# Requests
- A) Can you output the stretch of the text on the Harrisburg–Carlisle metropolitan area from "Statistical history" through "to the MSA.", copied word for word?
- B) Can you return, unchanged, the stretch of the entries from their first line through the line containing "series-segment [340, 178, 347, 209]", with both of those lines included?

-- start Excerpted passage --

The Harrisburg–Carlisle metropolitan statistical area, officially the Harrisburg–Carlisle, PA Metropolitan Statistical Area, and also referred to as the Susquehanna Valley, is defined by the Office of Management and Budget as an area consisting of three counties in South Central Pennsylvania, anchored by the cities of Harrisburg and Carlisle. 

As of the 2020 census, the metropolitan statistical area (MSA) had a population of 591,712, making it the fourth-most-populous metropolitan area in Pennsylvania, after the Delaware Valley, Greater Pittsburgh, and the Lehigh Valley.

Since 2012, it has been defined as part of the Harrisburg–York–Lebanon combined statistical area, which also includes York, Lebanon, and Adams counties.

Components 
The Harrisburg–Carlisle Metropolitan Area consists of three counties, located entirely within the Commonwealth of Pennsylvania. The following three counties are designated as being part of the greater Harrisburg–Carlisle area:

 Cumberland County, Pennsylvania
 Dauphin County, Pennsylvania
 Perry County, Pennsylvania
Officially, Lebanon County is not part of the Harrisburg–Carlisle metropolitan statistical area, and hasn't been since 2003, and is rather part of combined statistical area; however, it is culturally considered to be part of Greater Harrisburg with Harrisburg suburbs extending into the county.

Combined Statistical Area 

Additionally, three more counties are included as part of the Harrisburg–York–Lebanon, PA Combined Statistical Area. Collectively, they have a population of 1,271,801 people, making it the 46th-most-populous combined statistical area (CSA) in the United States, and the 3rd-most-populous CSA in the state of Pennsylvania.

 Adams County, Pennsylvania
 Lebanon County, Pennsylvania
 York County, Pennsylvania

Statistical history 
1950: The Harrisburg standard metropolitan area (SMA), consisting of Cumberland and Dauphin counties, was first defined.
1959: Following a term change by the Bureau of the Budget (present-day Office of Management and Budget), the Harrisburg SMA became the Harrisburg standard metropolitan statistical area (SMSA).
1963: Perry County added to the Harrisburg SMSA.
1983: Harrisburg SMSA renamed the Harrisburg–Lebanon–Carlisle metropolitan statistical area (MSA); Lebanon County added to the MSA.
2003: MSA split into two separate metropolitan areas – Harrisburg–Carlisle metropolitan statistical area (Cumberland, Dauphin, and Perry counties) and the Lebanon metropolitan statistical area (Lebanon County); Both MSAs together form the Harrisburg–Carlisle–Lebanon combined statistical area.
2010: The Harrisburg–York–Lebanon urban agglomeration area is defined for the first time, linking York County to the CSA.
2012: The Harrisburg–York–Lebanon combined statistical area was formally defined and includes the counties of York and Adams.

-- end Excerpted passage --
-- start Material provided --

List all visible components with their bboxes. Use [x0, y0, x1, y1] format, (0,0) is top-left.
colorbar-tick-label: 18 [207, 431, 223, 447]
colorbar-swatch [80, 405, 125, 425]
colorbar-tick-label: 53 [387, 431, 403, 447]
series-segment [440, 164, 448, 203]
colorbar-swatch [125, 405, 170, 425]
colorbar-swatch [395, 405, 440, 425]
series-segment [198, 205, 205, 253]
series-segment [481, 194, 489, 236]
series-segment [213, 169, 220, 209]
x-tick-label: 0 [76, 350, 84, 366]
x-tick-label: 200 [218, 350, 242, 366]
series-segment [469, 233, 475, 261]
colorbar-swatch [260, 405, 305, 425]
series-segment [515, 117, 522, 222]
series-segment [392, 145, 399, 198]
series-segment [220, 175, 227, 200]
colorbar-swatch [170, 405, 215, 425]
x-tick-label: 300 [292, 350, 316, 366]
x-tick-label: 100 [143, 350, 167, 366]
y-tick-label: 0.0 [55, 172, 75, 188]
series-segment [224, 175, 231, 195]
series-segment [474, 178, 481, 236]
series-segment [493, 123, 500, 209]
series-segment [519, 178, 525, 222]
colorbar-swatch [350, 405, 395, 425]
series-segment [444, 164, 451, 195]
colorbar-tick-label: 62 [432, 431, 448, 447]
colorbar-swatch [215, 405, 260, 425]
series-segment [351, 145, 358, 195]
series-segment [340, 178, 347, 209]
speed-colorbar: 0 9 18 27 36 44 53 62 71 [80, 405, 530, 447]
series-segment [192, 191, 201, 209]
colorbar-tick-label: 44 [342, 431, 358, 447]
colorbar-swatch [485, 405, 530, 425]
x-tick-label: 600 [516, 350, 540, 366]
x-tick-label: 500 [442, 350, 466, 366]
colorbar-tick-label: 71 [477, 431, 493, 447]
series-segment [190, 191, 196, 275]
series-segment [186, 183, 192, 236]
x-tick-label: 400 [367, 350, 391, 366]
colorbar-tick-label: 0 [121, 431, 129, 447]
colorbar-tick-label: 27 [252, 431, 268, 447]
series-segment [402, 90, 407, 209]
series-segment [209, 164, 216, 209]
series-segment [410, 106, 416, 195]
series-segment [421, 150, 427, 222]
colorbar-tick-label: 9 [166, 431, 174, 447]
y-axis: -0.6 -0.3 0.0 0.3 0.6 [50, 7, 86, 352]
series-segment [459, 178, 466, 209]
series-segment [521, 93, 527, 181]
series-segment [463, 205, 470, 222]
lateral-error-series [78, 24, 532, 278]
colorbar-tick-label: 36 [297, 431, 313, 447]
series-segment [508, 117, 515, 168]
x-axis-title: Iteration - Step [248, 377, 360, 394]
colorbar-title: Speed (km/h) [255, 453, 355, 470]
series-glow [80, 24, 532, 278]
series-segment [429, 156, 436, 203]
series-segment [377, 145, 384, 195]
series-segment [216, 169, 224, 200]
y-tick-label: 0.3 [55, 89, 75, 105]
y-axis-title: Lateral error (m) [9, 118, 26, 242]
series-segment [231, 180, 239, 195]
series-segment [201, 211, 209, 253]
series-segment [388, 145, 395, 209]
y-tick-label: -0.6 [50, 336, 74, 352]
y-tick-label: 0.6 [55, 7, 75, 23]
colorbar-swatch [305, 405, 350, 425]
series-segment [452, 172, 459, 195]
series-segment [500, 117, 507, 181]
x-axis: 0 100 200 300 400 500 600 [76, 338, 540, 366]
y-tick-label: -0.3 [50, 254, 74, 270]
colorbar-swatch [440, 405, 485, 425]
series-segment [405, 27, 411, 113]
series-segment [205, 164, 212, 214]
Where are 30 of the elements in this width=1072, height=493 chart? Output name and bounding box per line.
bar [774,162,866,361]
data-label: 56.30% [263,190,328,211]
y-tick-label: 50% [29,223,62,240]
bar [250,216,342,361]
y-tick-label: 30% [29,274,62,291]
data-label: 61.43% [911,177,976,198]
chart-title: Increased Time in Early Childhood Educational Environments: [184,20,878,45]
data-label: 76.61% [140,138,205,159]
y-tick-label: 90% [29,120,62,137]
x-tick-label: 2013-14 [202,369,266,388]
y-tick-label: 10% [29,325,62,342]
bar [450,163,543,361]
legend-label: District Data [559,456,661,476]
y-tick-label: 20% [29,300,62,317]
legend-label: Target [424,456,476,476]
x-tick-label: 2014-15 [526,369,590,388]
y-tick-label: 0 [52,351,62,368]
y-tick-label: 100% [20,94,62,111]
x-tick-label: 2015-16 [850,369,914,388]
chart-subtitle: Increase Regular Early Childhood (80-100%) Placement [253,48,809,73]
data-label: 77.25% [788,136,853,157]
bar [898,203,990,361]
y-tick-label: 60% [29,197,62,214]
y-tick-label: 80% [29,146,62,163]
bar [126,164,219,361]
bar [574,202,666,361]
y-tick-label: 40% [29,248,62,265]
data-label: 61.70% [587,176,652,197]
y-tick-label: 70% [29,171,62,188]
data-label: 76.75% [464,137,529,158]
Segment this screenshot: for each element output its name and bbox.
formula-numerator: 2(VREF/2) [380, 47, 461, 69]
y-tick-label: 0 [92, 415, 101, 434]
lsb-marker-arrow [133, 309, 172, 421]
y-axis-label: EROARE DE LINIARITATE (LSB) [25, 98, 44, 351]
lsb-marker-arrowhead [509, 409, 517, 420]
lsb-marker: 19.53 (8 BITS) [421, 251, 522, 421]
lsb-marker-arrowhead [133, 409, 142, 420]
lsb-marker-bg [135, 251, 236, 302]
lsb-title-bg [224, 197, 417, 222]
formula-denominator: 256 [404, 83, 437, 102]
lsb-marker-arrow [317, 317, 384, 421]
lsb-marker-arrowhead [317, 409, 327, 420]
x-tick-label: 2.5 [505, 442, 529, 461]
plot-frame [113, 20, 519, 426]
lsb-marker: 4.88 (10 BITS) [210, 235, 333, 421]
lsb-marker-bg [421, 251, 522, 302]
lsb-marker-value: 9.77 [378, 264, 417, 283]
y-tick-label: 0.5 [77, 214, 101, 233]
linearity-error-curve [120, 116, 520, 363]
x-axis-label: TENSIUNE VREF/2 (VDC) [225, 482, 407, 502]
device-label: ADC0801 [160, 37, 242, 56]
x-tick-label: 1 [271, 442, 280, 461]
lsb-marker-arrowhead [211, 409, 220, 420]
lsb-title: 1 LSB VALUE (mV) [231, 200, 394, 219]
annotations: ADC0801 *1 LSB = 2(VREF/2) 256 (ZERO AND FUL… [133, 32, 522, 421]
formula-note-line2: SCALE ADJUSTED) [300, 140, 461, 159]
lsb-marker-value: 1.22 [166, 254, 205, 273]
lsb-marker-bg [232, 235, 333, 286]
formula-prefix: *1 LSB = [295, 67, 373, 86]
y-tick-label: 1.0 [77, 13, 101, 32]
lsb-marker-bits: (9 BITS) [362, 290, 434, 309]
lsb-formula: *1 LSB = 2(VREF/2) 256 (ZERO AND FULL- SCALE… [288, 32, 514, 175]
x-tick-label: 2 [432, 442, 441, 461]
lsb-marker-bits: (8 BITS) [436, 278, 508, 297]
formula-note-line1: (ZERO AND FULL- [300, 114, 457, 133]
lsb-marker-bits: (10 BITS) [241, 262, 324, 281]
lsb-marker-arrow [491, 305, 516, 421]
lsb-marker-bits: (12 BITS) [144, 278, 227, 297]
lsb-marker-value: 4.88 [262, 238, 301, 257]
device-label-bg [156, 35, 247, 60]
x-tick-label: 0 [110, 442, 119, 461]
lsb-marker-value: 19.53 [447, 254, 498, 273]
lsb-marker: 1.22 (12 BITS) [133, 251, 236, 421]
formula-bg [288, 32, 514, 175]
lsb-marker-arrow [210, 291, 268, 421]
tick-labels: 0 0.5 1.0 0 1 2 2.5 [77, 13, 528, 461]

-- end Material provided --

# Replies
- A)
Statistical history 
1950: The Harrisburg standard metropolitan area (SMA), consisting of Cumberland and Dauphin counties, was first defined.
1959: Following a term change by the Bureau of the Budget (present-day Office of Management and Budget), the Harrisburg SMA became the Harrisburg standard metropolitan statistical area (SMSA).
1963: Perry County added to the Harrisburg SMSA.
1983: Harrisburg SMSA renamed the Harrisburg–Lebanon–Carlisle metropolitan statistical area (MSA); Lebanon County added to the MSA.

- B)
List all visible components with their bboxes. Use [x0, y0, x1, y1] format, (0,0) is top-left.
colorbar-tick-label: 18 [207, 431, 223, 447]
colorbar-swatch [80, 405, 125, 425]
colorbar-tick-label: 53 [387, 431, 403, 447]
series-segment [440, 164, 448, 203]
colorbar-swatch [125, 405, 170, 425]
colorbar-swatch [395, 405, 440, 425]
series-segment [198, 205, 205, 253]
series-segment [481, 194, 489, 236]
series-segment [213, 169, 220, 209]
x-tick-label: 0 [76, 350, 84, 366]
x-tick-label: 200 [218, 350, 242, 366]
series-segment [469, 233, 475, 261]
colorbar-swatch [260, 405, 305, 425]
series-segment [515, 117, 522, 222]
series-segment [392, 145, 399, 198]
series-segment [220, 175, 227, 200]
colorbar-swatch [170, 405, 215, 425]
x-tick-label: 300 [292, 350, 316, 366]
x-tick-label: 100 [143, 350, 167, 366]
y-tick-label: 0.0 [55, 172, 75, 188]
series-segment [224, 175, 231, 195]
series-segment [474, 178, 481, 236]
series-segment [493, 123, 500, 209]
series-segment [519, 178, 525, 222]
colorbar-swatch [350, 405, 395, 425]
series-segment [444, 164, 451, 195]
colorbar-tick-label: 62 [432, 431, 448, 447]
colorbar-swatch [215, 405, 260, 425]
series-segment [351, 145, 358, 195]
series-segment [340, 178, 347, 209]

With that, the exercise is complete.